Stated problem: Copy out each line of the data holding "obrigatórios".

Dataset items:
-- start --
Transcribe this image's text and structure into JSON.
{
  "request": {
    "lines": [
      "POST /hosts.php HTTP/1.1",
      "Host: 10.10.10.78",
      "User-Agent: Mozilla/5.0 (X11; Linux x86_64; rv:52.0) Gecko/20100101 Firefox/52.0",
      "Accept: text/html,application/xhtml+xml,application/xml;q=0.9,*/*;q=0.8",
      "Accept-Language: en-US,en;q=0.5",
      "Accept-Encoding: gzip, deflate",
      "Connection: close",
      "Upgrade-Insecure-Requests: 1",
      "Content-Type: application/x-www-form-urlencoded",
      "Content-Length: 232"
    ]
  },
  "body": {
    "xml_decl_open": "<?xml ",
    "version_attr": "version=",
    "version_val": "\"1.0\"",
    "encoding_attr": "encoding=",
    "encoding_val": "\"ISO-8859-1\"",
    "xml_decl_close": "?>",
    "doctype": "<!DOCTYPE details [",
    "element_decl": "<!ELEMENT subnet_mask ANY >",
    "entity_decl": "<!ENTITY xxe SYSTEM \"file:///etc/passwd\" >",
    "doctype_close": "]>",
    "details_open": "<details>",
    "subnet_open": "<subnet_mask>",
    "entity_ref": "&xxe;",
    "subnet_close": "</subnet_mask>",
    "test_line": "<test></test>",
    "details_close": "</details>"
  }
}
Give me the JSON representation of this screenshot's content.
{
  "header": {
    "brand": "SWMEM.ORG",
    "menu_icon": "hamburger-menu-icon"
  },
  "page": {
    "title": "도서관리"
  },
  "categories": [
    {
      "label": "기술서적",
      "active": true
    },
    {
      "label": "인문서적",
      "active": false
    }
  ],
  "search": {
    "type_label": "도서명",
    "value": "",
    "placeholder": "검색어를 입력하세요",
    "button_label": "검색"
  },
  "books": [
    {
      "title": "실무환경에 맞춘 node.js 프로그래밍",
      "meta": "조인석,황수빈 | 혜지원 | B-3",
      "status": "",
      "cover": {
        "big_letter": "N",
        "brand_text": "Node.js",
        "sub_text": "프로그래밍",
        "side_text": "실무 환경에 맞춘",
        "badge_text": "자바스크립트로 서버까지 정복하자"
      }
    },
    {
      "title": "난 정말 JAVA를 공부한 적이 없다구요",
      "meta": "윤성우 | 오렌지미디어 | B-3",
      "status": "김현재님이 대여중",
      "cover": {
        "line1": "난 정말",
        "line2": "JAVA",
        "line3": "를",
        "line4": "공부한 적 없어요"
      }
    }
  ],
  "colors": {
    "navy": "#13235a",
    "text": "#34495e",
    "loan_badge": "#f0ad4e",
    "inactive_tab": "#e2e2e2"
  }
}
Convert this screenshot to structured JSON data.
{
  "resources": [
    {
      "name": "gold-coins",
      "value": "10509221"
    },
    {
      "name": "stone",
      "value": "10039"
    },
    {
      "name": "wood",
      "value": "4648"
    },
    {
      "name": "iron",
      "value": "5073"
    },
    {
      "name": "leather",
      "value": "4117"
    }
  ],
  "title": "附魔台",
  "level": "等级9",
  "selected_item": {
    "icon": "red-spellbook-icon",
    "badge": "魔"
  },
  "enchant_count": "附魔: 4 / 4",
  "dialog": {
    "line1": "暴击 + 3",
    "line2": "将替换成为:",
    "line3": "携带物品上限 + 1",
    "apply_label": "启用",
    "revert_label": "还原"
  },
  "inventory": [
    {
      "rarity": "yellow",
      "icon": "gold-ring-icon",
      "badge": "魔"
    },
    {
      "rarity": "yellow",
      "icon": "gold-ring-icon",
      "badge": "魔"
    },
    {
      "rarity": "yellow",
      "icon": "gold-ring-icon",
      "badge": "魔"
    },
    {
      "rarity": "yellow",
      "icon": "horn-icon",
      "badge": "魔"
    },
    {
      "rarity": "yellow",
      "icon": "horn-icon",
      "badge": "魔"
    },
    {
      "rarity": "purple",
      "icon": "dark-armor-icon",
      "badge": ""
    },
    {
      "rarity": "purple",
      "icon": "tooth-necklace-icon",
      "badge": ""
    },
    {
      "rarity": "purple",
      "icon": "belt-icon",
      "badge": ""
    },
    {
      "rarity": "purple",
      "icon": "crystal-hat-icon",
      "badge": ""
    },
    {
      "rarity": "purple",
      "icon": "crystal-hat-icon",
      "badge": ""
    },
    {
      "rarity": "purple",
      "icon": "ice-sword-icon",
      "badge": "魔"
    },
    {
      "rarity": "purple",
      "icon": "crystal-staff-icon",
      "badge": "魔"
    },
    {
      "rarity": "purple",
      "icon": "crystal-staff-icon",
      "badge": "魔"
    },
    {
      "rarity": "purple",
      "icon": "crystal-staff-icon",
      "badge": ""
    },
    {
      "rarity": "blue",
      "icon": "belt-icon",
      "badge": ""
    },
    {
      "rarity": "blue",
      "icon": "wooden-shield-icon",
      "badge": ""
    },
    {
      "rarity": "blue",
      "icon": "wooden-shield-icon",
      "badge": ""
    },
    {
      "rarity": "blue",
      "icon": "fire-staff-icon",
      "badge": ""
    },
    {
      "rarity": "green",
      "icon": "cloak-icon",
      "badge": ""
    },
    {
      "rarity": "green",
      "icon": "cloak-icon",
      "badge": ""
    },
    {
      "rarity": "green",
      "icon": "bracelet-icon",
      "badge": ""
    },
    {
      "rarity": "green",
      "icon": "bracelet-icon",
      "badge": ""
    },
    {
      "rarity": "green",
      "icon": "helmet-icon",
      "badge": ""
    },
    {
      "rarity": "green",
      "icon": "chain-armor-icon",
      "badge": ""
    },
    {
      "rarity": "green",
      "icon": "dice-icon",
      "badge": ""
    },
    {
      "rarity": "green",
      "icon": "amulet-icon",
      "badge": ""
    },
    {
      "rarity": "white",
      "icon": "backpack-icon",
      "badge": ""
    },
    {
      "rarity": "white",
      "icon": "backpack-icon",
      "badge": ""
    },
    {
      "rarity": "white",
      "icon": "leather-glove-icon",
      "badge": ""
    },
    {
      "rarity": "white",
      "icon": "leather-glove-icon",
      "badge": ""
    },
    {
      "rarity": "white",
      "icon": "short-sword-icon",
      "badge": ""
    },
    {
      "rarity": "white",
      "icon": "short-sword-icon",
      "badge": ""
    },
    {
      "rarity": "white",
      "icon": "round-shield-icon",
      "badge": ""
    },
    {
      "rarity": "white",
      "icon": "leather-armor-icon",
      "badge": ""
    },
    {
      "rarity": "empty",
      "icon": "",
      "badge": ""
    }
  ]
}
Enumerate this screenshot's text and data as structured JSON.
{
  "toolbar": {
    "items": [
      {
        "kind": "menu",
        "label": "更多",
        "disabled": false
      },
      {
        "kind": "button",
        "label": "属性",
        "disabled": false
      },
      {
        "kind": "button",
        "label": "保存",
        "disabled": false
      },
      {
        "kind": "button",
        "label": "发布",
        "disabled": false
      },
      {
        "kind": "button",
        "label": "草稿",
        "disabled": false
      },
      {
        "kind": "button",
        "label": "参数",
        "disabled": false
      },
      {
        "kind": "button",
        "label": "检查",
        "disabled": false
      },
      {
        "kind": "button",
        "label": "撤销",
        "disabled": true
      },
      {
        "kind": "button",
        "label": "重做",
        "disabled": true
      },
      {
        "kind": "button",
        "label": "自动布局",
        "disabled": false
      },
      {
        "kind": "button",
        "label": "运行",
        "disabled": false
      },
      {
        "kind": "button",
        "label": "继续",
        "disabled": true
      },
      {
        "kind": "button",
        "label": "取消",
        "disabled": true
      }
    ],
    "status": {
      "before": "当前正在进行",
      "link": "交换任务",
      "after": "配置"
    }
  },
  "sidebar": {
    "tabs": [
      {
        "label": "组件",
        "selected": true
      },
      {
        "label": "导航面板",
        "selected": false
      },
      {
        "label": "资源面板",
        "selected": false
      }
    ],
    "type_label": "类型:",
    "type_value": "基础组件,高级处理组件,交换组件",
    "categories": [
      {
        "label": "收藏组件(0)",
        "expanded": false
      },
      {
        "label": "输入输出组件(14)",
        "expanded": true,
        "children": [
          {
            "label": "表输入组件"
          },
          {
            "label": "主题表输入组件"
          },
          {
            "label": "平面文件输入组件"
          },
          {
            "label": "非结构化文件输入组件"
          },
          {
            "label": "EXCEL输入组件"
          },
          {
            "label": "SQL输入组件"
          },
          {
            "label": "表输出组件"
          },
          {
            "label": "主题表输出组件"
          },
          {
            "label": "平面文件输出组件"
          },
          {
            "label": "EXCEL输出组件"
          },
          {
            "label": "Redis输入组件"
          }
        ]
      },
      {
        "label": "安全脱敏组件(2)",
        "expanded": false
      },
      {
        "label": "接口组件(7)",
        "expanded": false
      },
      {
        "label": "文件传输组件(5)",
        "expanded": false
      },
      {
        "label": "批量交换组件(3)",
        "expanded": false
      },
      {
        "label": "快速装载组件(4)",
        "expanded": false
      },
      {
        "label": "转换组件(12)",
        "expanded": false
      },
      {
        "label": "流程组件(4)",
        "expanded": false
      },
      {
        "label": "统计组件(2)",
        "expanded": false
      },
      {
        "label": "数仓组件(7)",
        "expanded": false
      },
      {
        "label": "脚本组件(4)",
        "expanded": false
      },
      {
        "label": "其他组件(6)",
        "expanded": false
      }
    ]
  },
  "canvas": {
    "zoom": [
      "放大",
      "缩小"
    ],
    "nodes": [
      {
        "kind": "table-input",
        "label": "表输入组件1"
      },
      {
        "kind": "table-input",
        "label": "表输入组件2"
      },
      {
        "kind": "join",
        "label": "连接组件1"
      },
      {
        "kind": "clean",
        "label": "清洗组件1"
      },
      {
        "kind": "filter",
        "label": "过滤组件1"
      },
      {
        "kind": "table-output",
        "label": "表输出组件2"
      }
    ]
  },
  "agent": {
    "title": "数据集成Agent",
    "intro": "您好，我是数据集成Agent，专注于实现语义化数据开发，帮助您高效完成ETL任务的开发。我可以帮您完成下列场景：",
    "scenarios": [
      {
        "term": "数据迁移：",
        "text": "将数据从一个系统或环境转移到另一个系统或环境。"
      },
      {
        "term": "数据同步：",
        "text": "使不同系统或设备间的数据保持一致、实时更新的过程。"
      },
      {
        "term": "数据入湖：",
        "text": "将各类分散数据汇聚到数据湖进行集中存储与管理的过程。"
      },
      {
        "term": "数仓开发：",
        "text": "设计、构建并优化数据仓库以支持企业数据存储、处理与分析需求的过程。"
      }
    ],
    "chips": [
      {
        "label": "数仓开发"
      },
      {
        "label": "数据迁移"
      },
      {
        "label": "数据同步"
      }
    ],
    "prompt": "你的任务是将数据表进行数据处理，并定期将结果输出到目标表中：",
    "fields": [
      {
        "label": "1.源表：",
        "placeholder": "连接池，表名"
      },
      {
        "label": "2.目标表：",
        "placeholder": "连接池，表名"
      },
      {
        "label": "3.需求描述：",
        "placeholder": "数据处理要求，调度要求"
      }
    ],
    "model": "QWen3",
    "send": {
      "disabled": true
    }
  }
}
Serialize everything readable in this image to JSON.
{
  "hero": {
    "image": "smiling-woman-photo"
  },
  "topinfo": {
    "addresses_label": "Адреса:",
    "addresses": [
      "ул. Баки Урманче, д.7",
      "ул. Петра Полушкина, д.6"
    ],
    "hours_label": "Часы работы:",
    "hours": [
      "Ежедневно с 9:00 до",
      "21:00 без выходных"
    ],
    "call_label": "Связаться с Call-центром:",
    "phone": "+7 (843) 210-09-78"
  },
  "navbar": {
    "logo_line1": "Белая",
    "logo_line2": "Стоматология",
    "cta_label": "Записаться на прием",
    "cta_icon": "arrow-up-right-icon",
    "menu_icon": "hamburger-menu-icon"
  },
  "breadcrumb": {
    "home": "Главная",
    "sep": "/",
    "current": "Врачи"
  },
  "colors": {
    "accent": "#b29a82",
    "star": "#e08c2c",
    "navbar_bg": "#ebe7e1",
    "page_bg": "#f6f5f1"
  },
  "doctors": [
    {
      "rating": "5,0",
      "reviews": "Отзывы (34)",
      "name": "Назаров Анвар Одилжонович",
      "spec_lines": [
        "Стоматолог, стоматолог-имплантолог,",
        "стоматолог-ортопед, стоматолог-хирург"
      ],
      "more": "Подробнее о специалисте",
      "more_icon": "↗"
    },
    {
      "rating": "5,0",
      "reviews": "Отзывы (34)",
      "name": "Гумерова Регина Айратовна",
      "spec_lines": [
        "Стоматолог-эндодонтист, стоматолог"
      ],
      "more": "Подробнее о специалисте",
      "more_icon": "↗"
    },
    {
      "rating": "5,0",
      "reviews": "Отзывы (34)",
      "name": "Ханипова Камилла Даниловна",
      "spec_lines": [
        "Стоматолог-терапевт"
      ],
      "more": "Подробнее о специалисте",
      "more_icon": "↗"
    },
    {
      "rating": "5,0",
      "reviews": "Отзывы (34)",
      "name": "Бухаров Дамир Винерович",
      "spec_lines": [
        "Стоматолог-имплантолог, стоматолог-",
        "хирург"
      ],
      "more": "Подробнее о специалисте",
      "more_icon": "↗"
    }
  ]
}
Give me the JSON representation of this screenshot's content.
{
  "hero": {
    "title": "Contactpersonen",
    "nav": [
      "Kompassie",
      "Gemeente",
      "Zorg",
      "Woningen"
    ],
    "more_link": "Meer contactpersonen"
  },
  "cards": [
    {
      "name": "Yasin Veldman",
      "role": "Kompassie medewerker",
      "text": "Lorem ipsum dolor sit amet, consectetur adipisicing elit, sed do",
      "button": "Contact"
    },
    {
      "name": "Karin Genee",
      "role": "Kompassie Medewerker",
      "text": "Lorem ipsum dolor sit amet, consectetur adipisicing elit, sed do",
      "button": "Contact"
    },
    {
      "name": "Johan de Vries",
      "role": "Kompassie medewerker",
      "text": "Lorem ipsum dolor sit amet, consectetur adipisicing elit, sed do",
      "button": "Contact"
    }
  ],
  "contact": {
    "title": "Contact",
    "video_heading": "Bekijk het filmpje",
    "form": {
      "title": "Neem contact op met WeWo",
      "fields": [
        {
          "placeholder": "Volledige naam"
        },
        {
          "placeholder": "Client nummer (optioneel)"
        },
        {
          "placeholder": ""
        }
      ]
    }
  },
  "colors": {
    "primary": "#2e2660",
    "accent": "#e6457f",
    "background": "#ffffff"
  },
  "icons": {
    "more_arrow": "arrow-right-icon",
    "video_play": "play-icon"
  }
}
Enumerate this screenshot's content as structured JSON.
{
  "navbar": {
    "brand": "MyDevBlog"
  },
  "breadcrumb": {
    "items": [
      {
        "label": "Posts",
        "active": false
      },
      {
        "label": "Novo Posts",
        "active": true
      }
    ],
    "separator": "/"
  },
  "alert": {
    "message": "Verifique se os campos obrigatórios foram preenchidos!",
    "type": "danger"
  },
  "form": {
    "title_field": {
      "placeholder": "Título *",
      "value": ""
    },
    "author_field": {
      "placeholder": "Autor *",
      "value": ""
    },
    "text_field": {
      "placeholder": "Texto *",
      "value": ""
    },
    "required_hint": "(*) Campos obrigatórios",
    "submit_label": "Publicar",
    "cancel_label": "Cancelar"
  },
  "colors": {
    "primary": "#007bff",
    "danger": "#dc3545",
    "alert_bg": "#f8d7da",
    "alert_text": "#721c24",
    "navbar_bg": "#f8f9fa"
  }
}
-- end --
Solution for this problem:
    "message": "Verifique se os campos obrigatórios foram preenchidos!",
    "required_hint": "(*) Campos obrigatórios",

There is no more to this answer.